— Start of Material for the task —
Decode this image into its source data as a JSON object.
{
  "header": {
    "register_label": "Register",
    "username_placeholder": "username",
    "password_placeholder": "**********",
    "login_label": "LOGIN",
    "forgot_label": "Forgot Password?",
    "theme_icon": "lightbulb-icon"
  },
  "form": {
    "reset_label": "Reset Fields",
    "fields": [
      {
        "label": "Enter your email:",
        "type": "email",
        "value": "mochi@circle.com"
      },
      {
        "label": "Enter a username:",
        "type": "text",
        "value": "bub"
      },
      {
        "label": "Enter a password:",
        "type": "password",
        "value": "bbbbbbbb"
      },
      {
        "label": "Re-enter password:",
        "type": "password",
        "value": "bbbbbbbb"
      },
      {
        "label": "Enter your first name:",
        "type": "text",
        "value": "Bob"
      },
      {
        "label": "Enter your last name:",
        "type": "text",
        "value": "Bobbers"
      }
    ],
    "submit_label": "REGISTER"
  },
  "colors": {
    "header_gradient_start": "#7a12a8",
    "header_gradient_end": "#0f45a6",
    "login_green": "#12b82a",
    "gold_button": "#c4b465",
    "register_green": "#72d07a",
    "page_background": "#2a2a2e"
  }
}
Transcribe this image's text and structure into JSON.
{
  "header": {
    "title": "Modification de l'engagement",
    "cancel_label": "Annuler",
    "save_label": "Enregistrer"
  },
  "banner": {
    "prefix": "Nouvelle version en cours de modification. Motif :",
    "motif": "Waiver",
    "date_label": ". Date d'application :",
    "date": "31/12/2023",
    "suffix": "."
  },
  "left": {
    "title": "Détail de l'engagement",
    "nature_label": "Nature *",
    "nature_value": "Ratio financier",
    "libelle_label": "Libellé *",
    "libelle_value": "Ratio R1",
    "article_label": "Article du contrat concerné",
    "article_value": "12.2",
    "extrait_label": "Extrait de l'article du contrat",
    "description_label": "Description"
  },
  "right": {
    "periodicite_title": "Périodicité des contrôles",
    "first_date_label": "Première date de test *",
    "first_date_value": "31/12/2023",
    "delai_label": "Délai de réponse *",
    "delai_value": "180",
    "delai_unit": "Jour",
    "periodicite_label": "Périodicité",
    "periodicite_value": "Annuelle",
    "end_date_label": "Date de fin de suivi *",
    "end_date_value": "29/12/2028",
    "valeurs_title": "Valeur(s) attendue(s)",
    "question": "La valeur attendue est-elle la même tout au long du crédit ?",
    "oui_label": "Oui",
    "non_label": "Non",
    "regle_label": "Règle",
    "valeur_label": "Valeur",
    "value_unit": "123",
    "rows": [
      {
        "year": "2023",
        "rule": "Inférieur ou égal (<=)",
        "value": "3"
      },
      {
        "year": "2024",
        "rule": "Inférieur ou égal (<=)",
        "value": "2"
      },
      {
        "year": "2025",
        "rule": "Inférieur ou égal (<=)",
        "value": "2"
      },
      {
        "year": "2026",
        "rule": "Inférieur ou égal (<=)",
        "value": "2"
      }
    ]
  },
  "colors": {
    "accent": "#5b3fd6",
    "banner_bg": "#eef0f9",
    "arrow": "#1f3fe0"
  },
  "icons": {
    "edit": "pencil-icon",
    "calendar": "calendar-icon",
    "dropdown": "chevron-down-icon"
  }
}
— End of Material for the task —
Written exercise: Your task is to retype all the records above with nothing left out.

Solution to this task:
Decode this image into its source data as a JSON object.
{
  "header": {
    "register_label": "Register",
    "username_placeholder": "username",
    "password_placeholder": "**********",
    "login_label": "LOGIN",
    "forgot_label": "Forgot Password?",
    "theme_icon": "lightbulb-icon"
  },
  "form": {
    "reset_label": "Reset Fields",
    "fields": [
      {
        "label": "Enter your email:",
        "type": "email",
        "value": "mochi@circle.com"
      },
      {
        "label": "Enter a username:",
        "type": "text",
        "value": "bub"
      },
      {
        "label": "Enter a password:",
        "type": "password",
        "value": "bbbbbbbb"
      },
      {
        "label": "Re-enter password:",
        "type": "password",
        "value": "bbbbbbbb"
      },
      {
        "label": "Enter your first name:",
        "type": "text",
        "value": "Bob"
      },
      {
        "label": "Enter your last name:",
        "type": "text",
        "value": "Bobbers"
      }
    ],
    "submit_label": "REGISTER"
  },
  "colors": {
    "header_gradient_start": "#7a12a8",
    "header_gradient_end": "#0f45a6",
    "login_green": "#12b82a",
    "gold_button": "#c4b465",
    "register_green": "#72d07a",
    "page_background": "#2a2a2e"
  }
}
Transcribe this image's text and structure into JSON.
{
  "header": {
    "title": "Modification de l'engagement",
    "cancel_label": "Annuler",
    "save_label": "Enregistrer"
  },
  "banner": {
    "prefix": "Nouvelle version en cours de modification. Motif :",
    "motif": "Waiver",
    "date_label": ". Date d'application :",
    "date": "31/12/2023",
    "suffix": "."
  },
  "left": {
    "title": "Détail de l'engagement",
    "nature_label": "Nature *",
    "nature_value": "Ratio financier",
    "libelle_label": "Libellé *",
    "libelle_value": "Ratio R1",
    "article_label": "Article du contrat concerné",
    "article_value": "12.2",
    "extrait_label": "Extrait de l'article du contrat",
    "description_label": "Description"
  },
  "right": {
    "periodicite_title": "Périodicité des contrôles",
    "first_date_label": "Première date de test *",
    "first_date_value": "31/12/2023",
    "delai_label": "Délai de réponse *",
    "delai_value": "180",
    "delai_unit": "Jour",
    "periodicite_label": "Périodicité",
    "periodicite_value": "Annuelle",
    "end_date_label": "Date de fin de suivi *",
    "end_date_value": "29/12/2028",
    "valeurs_title": "Valeur(s) attendue(s)",
    "question": "La valeur attendue est-elle la même tout au long du crédit ?",
    "oui_label": "Oui",
    "non_label": "Non",
    "regle_label": "Règle",
    "valeur_label": "Valeur",
    "value_unit": "123",
    "rows": [
      {
        "year": "2023",
        "rule": "Inférieur ou égal (<=)",
        "value": "3"
      },
      {
        "year": "2024",
        "rule": "Inférieur ou égal (<=)",
        "value": "2"
      },
      {
        "year": "2025",
        "rule": "Inférieur ou égal (<=)",
        "value": "2"
      },
      {
        "year": "2026",
        "rule": "Inférieur ou égal (<=)",
        "value": "2"
      }
    ]
  },
  "colors": {
    "accent": "#5b3fd6",
    "banner_bg": "#eef0f9",
    "arrow": "#1f3fe0"
  },
  "icons": {
    "edit": "pencil-icon",
    "calendar": "calendar-icon",
    "dropdown": "chevron-down-icon"
  }
}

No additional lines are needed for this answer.